**SUPPLIED RECORDS:**
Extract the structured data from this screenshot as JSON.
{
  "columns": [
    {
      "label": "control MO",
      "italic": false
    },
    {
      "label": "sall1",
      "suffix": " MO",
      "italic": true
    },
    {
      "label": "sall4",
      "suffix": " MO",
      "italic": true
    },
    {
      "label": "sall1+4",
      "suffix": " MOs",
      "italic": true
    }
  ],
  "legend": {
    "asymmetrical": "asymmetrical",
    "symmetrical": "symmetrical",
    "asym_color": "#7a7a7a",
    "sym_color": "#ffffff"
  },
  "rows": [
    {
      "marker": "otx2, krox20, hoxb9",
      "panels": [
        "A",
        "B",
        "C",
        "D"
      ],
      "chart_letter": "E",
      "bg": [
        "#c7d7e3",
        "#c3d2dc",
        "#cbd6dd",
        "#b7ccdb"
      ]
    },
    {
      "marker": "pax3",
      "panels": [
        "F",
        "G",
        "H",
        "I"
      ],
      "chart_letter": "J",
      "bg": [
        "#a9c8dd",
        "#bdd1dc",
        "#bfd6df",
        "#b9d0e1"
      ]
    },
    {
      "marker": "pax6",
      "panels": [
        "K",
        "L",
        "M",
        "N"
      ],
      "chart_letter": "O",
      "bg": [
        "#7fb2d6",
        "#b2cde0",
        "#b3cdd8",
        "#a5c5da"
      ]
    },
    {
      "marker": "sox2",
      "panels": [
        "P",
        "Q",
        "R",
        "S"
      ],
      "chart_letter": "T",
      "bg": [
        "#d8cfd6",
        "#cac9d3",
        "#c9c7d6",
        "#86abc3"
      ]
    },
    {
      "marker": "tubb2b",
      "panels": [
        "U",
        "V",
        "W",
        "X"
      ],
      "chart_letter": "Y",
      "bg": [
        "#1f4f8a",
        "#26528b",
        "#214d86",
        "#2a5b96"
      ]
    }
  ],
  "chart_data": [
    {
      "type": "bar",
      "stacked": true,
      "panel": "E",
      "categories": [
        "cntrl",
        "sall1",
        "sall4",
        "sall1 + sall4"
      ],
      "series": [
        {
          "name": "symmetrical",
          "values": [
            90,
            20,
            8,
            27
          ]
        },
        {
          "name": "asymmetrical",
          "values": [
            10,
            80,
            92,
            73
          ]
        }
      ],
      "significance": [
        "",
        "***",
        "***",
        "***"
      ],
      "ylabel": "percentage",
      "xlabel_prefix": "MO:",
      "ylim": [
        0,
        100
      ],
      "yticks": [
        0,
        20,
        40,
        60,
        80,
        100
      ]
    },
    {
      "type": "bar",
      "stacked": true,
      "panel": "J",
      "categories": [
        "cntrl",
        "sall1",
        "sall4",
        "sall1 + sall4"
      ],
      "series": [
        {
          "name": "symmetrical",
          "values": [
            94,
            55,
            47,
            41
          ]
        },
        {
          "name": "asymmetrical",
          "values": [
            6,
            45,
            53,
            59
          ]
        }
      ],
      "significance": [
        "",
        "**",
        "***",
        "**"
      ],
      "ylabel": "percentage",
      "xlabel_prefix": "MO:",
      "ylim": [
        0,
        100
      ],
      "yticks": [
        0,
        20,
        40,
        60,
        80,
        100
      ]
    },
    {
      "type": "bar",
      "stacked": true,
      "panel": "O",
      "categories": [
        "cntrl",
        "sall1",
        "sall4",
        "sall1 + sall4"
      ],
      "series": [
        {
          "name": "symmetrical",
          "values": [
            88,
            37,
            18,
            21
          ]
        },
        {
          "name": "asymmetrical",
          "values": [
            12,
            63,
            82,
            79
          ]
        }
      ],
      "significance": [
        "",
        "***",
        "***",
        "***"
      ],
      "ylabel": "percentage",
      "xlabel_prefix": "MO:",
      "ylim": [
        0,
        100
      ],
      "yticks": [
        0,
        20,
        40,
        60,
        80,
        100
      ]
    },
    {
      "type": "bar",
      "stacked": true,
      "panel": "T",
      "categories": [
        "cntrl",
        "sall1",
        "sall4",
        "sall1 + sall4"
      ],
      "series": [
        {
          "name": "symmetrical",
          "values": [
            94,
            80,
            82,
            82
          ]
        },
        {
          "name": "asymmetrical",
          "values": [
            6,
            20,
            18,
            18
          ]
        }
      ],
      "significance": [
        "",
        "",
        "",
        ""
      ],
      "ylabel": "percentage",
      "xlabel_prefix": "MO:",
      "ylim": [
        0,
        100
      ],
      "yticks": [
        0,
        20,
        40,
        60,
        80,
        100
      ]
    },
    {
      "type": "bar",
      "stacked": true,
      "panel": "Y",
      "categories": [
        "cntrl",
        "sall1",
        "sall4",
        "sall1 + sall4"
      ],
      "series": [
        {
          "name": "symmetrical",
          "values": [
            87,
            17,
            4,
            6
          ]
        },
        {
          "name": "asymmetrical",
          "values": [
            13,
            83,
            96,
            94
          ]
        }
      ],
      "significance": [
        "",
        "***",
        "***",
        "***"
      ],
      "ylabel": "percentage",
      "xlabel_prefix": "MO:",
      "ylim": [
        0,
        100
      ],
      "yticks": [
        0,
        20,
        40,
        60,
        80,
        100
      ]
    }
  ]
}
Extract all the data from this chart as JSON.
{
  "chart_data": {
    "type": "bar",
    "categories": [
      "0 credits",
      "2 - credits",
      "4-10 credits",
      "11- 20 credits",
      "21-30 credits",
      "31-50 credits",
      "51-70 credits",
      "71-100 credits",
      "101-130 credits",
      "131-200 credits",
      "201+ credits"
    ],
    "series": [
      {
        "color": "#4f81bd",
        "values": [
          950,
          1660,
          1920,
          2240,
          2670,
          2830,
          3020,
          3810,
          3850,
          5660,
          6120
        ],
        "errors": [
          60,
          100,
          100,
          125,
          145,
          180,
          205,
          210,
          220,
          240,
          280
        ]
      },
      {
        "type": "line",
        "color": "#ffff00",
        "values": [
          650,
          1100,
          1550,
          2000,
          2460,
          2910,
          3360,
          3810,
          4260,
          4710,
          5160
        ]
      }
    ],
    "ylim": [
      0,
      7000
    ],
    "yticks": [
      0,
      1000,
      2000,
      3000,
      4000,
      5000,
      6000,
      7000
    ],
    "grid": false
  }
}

**STATED GOAL:** Pull out all lines containing the word "this" from the entries above.

**TASK RESULT:**
Extract the structured data from this screenshot as JSON.
Extract all the data from this chart as JSON.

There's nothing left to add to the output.